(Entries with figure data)

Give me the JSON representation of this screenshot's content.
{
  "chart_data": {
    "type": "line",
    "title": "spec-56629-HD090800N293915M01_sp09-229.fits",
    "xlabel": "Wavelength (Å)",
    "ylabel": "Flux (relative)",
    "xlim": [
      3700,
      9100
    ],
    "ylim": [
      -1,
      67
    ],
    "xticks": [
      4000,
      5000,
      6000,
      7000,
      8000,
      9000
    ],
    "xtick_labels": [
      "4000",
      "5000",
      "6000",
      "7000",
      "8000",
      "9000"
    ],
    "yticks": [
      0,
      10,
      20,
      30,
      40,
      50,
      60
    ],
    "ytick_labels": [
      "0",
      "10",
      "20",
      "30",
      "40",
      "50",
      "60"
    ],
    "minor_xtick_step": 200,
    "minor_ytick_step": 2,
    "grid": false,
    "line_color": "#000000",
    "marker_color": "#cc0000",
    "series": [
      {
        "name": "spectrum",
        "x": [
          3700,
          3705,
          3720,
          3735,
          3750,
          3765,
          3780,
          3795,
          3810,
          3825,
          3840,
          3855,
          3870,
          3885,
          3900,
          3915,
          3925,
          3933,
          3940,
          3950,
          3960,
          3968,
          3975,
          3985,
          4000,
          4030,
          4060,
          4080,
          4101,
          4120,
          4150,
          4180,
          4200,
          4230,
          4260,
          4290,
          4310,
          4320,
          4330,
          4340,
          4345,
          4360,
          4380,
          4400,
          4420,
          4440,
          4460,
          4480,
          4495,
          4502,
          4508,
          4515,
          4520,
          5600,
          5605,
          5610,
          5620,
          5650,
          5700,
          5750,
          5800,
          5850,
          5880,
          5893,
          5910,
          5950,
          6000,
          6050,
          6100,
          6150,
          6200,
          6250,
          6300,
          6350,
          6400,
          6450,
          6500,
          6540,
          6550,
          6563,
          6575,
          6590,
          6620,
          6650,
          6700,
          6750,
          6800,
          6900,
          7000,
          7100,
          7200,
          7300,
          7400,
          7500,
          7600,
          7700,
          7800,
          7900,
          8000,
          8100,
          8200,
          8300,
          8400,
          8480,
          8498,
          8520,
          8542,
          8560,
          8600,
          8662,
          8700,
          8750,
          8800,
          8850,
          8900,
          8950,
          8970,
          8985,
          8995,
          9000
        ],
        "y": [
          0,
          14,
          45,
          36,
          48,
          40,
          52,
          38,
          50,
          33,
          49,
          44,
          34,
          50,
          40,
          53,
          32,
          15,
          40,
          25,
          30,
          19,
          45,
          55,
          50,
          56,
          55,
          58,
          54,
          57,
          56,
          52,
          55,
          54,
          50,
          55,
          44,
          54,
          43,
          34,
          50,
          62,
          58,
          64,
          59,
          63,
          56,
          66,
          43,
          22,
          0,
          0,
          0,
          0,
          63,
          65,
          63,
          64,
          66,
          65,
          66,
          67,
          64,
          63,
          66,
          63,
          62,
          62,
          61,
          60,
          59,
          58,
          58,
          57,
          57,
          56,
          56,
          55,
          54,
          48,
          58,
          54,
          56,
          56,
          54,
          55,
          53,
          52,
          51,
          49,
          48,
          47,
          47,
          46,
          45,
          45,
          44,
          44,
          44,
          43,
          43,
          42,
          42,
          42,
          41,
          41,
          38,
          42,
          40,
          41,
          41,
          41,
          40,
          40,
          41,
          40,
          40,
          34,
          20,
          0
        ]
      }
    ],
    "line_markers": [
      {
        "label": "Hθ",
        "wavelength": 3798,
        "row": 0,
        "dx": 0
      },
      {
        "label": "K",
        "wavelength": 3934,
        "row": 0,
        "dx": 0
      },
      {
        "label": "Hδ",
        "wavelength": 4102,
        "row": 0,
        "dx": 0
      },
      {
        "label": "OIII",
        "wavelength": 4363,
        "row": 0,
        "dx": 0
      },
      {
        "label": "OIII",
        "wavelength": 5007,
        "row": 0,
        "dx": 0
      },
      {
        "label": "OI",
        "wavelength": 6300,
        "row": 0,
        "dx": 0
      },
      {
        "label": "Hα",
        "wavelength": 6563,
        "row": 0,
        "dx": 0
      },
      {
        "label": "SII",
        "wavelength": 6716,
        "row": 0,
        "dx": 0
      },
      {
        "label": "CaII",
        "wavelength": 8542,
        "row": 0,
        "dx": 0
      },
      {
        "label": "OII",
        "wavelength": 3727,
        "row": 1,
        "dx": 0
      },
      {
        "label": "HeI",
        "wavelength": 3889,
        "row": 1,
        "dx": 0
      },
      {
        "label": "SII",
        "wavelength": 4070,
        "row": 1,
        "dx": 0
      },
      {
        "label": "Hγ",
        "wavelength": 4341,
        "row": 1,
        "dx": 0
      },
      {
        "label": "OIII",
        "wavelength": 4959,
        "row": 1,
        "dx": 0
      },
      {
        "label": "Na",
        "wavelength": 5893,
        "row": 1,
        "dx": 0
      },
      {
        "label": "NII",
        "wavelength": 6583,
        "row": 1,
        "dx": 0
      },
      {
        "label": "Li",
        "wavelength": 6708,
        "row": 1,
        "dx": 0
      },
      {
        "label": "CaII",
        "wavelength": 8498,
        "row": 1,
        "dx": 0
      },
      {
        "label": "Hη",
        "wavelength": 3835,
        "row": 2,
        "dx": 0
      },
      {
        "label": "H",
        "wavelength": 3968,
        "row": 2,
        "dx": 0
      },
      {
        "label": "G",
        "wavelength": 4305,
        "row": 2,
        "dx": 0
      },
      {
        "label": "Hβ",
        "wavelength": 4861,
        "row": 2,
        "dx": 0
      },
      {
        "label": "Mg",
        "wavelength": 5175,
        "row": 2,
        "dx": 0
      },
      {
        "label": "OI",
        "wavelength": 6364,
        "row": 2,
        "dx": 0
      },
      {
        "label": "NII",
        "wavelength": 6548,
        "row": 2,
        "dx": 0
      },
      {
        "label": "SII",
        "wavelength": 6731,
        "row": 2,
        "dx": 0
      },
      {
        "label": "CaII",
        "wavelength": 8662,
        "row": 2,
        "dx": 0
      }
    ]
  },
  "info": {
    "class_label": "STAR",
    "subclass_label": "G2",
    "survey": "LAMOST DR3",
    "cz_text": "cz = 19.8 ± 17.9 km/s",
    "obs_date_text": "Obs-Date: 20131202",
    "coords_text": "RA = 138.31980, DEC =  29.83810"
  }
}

Aim
Working from the material above, retype it in its entirety without change.

Task solution
Give me the JSON representation of this screenshot's content.
{
  "chart_data": {
    "type": "line",
    "title": "spec-56629-HD090800N293915M01_sp09-229.fits",
    "xlabel": "Wavelength (Å)",
    "ylabel": "Flux (relative)",
    "xlim": [
      3700,
      9100
    ],
    "ylim": [
      -1,
      67
    ],
    "xticks": [
      4000,
      5000,
      6000,
      7000,
      8000,
      9000
    ],
    "xtick_labels": [
      "4000",
      "5000",
      "6000",
      "7000",
      "8000",
      "9000"
    ],
    "yticks": [
      0,
      10,
      20,
      30,
      40,
      50,
      60
    ],
    "ytick_labels": [
      "0",
      "10",
      "20",
      "30",
      "40",
      "50",
      "60"
    ],
    "minor_xtick_step": 200,
    "minor_ytick_step": 2,
    "grid": false,
    "line_color": "#000000",
    "marker_color": "#cc0000",
    "series": [
      {
        "name": "spectrum",
        "x": [
          3700,
          3705,
          3720,
          3735,
          3750,
          3765,
          3780,
          3795,
          3810,
          3825,
          3840,
          3855,
          3870,
          3885,
          3900,
          3915,
          3925,
          3933,
          3940,
          3950,
          3960,
          3968,
          3975,
          3985,
          4000,
          4030,
          4060,
          4080,
          4101,
          4120,
          4150,
          4180,
          4200,
          4230,
          4260,
          4290,
          4310,
          4320,
          4330,
          4340,
          4345,
          4360,
          4380,
          4400,
          4420,
          4440,
          4460,
          4480,
          4495,
          4502,
          4508,
          4515,
          4520,
          5600,
          5605,
          5610,
          5620,
          5650,
          5700,
          5750,
          5800,
          5850,
          5880,
          5893,
          5910,
          5950,
          6000,
          6050,
          6100,
          6150,
          6200,
          6250,
          6300,
          6350,
          6400,
          6450,
          6500,
          6540,
          6550,
          6563,
          6575,
          6590,
          6620,
          6650,
          6700,
          6750,
          6800,
          6900,
          7000,
          7100,
          7200,
          7300,
          7400,
          7500,
          7600,
          7700,
          7800,
          7900,
          8000,
          8100,
          8200,
          8300,
          8400,
          8480,
          8498,
          8520,
          8542,
          8560,
          8600,
          8662,
          8700,
          8750,
          8800,
          8850,
          8900,
          8950,
          8970,
          8985,
          8995,
          9000
        ],
        "y": [
          0,
          14,
          45,
          36,
          48,
          40,
          52,
          38,
          50,
          33,
          49,
          44,
          34,
          50,
          40,
          53,
          32,
          15,
          40,
          25,
          30,
          19,
          45,
          55,
          50,
          56,
          55,
          58,
          54,
          57,
          56,
          52,
          55,
          54,
          50,
          55,
          44,
          54,
          43,
          34,
          50,
          62,
          58,
          64,
          59,
          63,
          56,
          66,
          43,
          22,
          0,
          0,
          0,
          0,
          63,
          65,
          63,
          64,
          66,
          65,
          66,
          67,
          64,
          63,
          66,
          63,
          62,
          62,
          61,
          60,
          59,
          58,
          58,
          57,
          57,
          56,
          56,
          55,
          54,
          48,
          58,
          54,
          56,
          56,
          54,
          55,
          53,
          52,
          51,
          49,
          48,
          47,
          47,
          46,
          45,
          45,
          44,
          44,
          44,
          43,
          43,
          42,
          42,
          42,
          41,
          41,
          38,
          42,
          40,
          41,
          41,
          41,
          40,
          40,
          41,
          40,
          40,
          34,
          20,
          0
        ]
      }
    ],
    "line_markers": [
      {
        "label": "Hθ",
        "wavelength": 3798,
        "row": 0,
        "dx": 0
      },
      {
        "label": "K",
        "wavelength": 3934,
        "row": 0,
        "dx": 0
      },
      {
        "label": "Hδ",
        "wavelength": 4102,
        "row": 0,
        "dx": 0
      },
      {
        "label": "OIII",
        "wavelength": 4363,
        "row": 0,
        "dx": 0
      },
      {
        "label": "OIII",
        "wavelength": 5007,
        "row": 0,
        "dx": 0
      },
      {
        "label": "OI",
        "wavelength": 6300,
        "row": 0,
        "dx": 0
      },
      {
        "label": "Hα",
        "wavelength": 6563,
        "row": 0,
        "dx": 0
      },
      {
        "label": "SII",
        "wavelength": 6716,
        "row": 0,
        "dx": 0
      },
      {
        "label": "CaII",
        "wavelength": 8542,
        "row": 0,
        "dx": 0
      },
      {
        "label": "OII",
        "wavelength": 3727,
        "row": 1,
        "dx": 0
      },
      {
        "label": "HeI",
        "wavelength": 3889,
        "row": 1,
        "dx": 0
      },
      {
        "label": "SII",
        "wavelength": 4070,
        "row": 1,
        "dx": 0
      },
      {
        "label": "Hγ",
        "wavelength": 4341,
        "row": 1,
        "dx": 0
      },
      {
        "label": "OIII",
        "wavelength": 4959,
        "row": 1,
        "dx": 0
      },
      {
        "label": "Na",
        "wavelength": 5893,
        "row": 1,
        "dx": 0
      },
      {
        "label": "NII",
        "wavelength": 6583,
        "row": 1,
        "dx": 0
      },
      {
        "label": "Li",
        "wavelength": 6708,
        "row": 1,
        "dx": 0
      },
      {
        "label": "CaII",
        "wavelength": 8498,
        "row": 1,
        "dx": 0
      },
      {
        "label": "Hη",
        "wavelength": 3835,
        "row": 2,
        "dx": 0
      },
      {
        "label": "H",
        "wavelength": 3968,
        "row": 2,
        "dx": 0
      },
      {
        "label": "G",
        "wavelength": 4305,
        "row": 2,
        "dx": 0
      },
      {
        "label": "Hβ",
        "wavelength": 4861,
        "row": 2,
        "dx": 0
      },
      {
        "label": "Mg",
        "wavelength": 5175,
        "row": 2,
        "dx": 0
      },
      {
        "label": "OI",
        "wavelength": 6364,
        "row": 2,
        "dx": 0
      },
      {
        "label": "NII",
        "wavelength": 6548,
        "row": 2,
        "dx": 0
      },
      {
        "label": "SII",
        "wavelength": 6731,
        "row": 2,
        "dx": 0
      },
      {
        "label": "CaII",
        "wavelength": 8662,
        "row": 2,
        "dx": 0
      }
    ]
  },
  "info": {
    "class_label": "STAR",
    "subclass_label": "G2",
    "survey": "LAMOST DR3",
    "cz_text": "cz = 19.8 ± 17.9 km/s",
    "obs_date_text": "Obs-Date: 20131202",
    "coords_text": "RA = 138.31980, DEC =  29.83810"
  }
}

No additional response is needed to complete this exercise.